>> start

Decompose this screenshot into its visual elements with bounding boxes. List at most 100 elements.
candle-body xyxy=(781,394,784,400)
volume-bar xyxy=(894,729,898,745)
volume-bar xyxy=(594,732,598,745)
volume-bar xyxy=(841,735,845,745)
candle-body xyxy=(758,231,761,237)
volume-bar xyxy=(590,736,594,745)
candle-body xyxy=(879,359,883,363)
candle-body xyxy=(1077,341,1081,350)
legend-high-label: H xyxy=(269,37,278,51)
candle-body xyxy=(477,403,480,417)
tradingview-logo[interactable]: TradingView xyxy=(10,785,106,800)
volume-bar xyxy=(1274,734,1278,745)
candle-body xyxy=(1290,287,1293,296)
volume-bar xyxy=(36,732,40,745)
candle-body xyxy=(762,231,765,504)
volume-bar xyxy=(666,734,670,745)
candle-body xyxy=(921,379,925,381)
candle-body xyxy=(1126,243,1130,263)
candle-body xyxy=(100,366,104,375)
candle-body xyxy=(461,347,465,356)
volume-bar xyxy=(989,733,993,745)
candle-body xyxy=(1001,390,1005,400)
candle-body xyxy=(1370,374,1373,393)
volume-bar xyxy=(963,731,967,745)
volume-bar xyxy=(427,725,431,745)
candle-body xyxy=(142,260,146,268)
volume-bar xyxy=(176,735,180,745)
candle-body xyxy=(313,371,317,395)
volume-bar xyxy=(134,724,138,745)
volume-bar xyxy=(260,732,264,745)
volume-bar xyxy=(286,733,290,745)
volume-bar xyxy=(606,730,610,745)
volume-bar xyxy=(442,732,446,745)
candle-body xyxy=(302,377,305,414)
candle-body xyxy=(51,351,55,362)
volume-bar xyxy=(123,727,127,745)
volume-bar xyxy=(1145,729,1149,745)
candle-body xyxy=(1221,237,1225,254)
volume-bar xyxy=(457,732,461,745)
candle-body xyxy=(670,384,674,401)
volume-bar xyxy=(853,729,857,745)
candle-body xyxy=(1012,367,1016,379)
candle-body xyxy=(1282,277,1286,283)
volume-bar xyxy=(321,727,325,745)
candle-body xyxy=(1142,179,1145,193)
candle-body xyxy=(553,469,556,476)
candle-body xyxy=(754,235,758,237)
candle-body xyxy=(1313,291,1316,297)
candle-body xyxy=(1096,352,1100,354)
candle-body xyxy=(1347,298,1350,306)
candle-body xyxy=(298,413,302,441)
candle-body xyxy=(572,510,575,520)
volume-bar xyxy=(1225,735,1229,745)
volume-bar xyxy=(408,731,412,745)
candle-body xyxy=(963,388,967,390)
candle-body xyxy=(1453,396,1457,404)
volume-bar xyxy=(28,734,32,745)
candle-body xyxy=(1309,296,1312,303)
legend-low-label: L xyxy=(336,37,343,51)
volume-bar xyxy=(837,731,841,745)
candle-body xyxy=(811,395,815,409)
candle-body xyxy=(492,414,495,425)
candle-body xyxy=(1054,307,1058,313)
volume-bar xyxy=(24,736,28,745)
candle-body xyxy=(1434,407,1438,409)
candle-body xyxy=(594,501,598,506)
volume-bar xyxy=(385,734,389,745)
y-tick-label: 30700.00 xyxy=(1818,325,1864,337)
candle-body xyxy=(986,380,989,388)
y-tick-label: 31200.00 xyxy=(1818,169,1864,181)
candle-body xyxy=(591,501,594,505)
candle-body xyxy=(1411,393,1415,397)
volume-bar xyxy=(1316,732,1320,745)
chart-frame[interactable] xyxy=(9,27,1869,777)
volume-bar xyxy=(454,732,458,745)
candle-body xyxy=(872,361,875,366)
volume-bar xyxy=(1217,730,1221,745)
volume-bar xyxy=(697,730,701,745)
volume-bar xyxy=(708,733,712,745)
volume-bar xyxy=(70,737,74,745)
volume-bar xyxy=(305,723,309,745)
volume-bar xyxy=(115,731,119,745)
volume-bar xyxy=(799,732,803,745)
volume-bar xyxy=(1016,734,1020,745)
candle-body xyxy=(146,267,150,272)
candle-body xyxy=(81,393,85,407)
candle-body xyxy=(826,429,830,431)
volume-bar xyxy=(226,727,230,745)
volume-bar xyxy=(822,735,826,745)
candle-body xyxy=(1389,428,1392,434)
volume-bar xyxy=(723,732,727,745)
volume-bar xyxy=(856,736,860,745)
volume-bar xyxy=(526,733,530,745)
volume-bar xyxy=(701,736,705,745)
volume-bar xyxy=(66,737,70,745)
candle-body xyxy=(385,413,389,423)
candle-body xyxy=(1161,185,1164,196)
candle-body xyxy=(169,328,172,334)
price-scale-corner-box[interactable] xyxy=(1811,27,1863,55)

>> end

Pull out every line of the material above that contains the string "legend".

THE REPLY
legend-high-label: H xyxy=(269,37,278,51)
legend-low-label: L xyxy=(336,37,343,51)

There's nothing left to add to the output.